**REQUIRED WORK:**
In the data below, locate each line with the word "Young" and list it.

=== RECORDS FOR THIS EXERCISE ===

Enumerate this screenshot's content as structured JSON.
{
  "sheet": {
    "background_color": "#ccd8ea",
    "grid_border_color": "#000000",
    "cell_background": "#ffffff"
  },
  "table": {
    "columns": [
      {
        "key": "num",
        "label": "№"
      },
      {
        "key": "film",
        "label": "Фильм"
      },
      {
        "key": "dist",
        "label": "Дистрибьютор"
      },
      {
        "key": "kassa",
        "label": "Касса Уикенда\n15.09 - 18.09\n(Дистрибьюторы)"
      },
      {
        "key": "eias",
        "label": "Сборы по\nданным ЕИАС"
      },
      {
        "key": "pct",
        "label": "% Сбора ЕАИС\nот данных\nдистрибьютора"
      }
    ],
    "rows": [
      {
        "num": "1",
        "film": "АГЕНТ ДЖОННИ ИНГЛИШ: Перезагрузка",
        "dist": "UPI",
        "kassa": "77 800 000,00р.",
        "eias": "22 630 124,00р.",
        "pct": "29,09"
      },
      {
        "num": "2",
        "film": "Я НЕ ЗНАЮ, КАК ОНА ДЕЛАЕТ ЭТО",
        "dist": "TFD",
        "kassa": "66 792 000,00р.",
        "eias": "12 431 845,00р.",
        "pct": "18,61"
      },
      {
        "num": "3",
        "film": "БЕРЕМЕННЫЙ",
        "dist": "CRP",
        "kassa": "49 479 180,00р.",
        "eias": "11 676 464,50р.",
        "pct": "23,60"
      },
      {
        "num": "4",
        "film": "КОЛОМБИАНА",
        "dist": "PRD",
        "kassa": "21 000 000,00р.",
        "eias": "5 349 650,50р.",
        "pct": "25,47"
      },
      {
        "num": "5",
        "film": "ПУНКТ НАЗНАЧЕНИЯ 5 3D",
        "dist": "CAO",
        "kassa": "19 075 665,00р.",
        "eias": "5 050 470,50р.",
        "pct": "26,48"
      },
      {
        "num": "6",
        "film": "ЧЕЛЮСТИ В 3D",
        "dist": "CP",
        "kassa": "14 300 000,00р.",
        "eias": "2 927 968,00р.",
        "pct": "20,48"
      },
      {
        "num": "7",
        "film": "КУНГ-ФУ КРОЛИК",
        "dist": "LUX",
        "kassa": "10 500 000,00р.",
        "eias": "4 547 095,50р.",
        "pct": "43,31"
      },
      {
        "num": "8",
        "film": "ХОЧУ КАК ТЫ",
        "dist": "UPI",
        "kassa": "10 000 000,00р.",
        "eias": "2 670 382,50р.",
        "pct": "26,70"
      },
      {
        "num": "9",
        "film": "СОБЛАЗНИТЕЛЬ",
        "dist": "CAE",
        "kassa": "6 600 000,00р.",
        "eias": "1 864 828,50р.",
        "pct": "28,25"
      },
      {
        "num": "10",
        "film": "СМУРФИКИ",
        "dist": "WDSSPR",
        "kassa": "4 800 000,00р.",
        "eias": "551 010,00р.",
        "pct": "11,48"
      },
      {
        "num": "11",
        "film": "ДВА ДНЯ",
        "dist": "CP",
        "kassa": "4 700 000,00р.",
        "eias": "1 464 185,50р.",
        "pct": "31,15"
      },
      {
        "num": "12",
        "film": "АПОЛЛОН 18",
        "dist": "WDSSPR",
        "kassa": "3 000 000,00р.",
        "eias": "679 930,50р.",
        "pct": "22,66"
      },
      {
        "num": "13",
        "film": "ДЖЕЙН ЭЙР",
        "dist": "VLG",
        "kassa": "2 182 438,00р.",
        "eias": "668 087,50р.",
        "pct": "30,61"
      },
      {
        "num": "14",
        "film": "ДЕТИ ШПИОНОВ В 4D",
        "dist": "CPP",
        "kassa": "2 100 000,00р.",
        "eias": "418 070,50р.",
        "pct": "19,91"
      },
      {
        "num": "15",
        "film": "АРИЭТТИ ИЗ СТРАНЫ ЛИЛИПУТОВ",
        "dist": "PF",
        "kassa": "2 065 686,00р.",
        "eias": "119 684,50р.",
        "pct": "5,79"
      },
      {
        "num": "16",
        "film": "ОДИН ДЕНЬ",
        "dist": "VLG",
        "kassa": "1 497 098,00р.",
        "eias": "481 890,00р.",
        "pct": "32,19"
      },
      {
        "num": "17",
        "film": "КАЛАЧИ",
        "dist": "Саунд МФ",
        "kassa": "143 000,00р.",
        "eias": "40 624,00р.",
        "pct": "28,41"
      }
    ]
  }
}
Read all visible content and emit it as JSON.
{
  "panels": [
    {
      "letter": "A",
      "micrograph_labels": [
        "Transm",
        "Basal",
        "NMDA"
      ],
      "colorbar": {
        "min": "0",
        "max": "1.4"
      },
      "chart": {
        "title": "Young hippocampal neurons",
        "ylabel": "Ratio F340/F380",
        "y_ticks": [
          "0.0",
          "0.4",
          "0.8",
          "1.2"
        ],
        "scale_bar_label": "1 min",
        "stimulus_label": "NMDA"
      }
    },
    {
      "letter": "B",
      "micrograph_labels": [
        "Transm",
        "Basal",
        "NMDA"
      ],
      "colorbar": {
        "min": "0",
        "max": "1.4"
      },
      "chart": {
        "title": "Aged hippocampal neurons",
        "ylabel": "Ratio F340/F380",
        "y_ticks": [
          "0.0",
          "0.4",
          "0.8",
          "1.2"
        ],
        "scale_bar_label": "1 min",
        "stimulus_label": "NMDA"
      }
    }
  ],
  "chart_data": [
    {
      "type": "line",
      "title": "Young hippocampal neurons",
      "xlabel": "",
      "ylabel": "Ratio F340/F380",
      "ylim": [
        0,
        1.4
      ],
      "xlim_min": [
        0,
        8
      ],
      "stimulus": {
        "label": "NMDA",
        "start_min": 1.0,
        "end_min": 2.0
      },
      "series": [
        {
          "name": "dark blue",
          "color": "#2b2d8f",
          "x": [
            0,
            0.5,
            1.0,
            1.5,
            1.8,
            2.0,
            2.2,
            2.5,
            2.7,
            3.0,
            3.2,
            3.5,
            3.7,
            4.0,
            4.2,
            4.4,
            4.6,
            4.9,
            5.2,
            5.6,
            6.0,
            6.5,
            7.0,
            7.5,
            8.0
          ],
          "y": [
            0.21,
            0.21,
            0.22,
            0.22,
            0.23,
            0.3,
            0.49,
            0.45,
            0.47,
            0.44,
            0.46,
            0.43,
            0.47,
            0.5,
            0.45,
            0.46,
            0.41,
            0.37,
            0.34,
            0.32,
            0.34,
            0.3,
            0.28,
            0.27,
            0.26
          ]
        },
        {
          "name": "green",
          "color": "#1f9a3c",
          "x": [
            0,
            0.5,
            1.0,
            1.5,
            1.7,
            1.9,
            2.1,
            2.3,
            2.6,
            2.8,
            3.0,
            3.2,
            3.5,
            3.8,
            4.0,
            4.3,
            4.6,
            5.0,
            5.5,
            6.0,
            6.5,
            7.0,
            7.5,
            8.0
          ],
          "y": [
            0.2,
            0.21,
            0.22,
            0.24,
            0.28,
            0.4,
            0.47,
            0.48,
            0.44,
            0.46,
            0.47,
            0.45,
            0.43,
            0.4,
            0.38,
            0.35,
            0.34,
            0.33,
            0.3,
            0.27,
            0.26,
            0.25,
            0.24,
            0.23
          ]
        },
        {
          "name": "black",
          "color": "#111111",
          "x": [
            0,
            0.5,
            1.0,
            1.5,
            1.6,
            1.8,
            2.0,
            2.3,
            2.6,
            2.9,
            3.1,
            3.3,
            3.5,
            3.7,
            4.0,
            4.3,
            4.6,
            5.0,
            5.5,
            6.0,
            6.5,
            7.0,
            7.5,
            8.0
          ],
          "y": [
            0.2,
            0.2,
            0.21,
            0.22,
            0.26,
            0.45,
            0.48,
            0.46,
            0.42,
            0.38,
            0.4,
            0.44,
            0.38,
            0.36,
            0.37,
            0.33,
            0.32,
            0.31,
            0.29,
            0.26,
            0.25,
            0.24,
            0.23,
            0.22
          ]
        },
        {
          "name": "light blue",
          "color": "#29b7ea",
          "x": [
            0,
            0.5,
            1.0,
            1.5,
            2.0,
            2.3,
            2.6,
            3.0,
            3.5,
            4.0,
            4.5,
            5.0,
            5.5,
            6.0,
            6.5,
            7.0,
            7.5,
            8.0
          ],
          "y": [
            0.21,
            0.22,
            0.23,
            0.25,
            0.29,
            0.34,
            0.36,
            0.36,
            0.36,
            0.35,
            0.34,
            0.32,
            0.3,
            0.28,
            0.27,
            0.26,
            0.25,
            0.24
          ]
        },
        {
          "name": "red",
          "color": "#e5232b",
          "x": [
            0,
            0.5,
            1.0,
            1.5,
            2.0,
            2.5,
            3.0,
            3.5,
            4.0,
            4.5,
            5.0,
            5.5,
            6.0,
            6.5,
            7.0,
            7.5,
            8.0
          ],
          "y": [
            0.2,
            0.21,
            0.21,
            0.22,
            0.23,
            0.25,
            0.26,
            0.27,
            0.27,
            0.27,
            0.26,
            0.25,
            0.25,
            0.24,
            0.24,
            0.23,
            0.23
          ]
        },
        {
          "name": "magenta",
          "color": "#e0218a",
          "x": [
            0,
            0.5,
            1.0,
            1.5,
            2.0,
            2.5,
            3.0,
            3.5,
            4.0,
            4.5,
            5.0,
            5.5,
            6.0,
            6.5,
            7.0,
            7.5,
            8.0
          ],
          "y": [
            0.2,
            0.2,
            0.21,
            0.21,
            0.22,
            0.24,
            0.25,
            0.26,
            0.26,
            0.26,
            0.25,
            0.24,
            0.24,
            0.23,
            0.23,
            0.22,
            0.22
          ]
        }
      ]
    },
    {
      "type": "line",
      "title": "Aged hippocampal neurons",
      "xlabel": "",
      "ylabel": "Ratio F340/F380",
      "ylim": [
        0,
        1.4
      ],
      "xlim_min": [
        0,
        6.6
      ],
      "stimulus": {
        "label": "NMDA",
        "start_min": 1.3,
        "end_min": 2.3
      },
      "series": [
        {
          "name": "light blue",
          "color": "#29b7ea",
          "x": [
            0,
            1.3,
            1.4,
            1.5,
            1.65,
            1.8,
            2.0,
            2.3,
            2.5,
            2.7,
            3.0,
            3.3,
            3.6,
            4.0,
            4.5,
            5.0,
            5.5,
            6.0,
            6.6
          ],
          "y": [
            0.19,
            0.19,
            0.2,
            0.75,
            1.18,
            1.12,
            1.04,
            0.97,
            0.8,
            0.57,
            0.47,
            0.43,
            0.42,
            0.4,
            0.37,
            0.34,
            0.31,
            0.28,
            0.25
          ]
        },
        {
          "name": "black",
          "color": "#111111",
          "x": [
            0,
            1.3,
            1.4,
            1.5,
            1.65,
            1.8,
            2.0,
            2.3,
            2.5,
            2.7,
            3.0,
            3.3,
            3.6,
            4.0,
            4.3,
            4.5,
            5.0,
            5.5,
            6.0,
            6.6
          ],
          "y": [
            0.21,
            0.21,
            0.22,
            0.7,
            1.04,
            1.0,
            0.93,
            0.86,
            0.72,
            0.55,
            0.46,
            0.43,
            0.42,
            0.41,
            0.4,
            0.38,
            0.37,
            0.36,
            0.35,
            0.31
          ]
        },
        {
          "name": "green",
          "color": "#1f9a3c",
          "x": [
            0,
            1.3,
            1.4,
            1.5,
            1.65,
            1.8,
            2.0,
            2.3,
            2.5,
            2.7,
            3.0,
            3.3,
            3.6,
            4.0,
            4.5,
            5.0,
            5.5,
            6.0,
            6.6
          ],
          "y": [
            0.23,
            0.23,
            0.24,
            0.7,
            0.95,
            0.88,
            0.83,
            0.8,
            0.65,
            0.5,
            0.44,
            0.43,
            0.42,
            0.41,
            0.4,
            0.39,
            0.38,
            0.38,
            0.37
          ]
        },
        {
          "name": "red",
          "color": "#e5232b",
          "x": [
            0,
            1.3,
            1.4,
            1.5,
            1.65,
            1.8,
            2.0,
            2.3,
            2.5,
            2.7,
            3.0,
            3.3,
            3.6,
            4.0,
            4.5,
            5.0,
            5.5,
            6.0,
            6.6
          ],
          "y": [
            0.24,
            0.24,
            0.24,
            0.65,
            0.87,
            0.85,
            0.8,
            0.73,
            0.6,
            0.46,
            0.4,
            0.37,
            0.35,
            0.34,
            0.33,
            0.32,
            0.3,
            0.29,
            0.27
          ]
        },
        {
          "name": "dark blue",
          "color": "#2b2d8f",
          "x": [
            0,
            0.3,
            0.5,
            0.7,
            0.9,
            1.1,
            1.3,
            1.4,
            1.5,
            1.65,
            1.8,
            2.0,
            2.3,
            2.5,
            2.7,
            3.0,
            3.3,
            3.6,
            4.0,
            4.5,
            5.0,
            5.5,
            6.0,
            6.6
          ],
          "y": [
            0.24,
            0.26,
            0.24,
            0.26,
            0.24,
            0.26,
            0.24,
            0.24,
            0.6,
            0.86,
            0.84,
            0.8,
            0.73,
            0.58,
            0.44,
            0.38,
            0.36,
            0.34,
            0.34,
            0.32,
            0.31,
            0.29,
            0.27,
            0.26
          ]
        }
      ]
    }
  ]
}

===

**ANSWER TO THIS TASK:**
        "title": "Young hippocampal neurons",
      "title": "Young hippocampal neurons",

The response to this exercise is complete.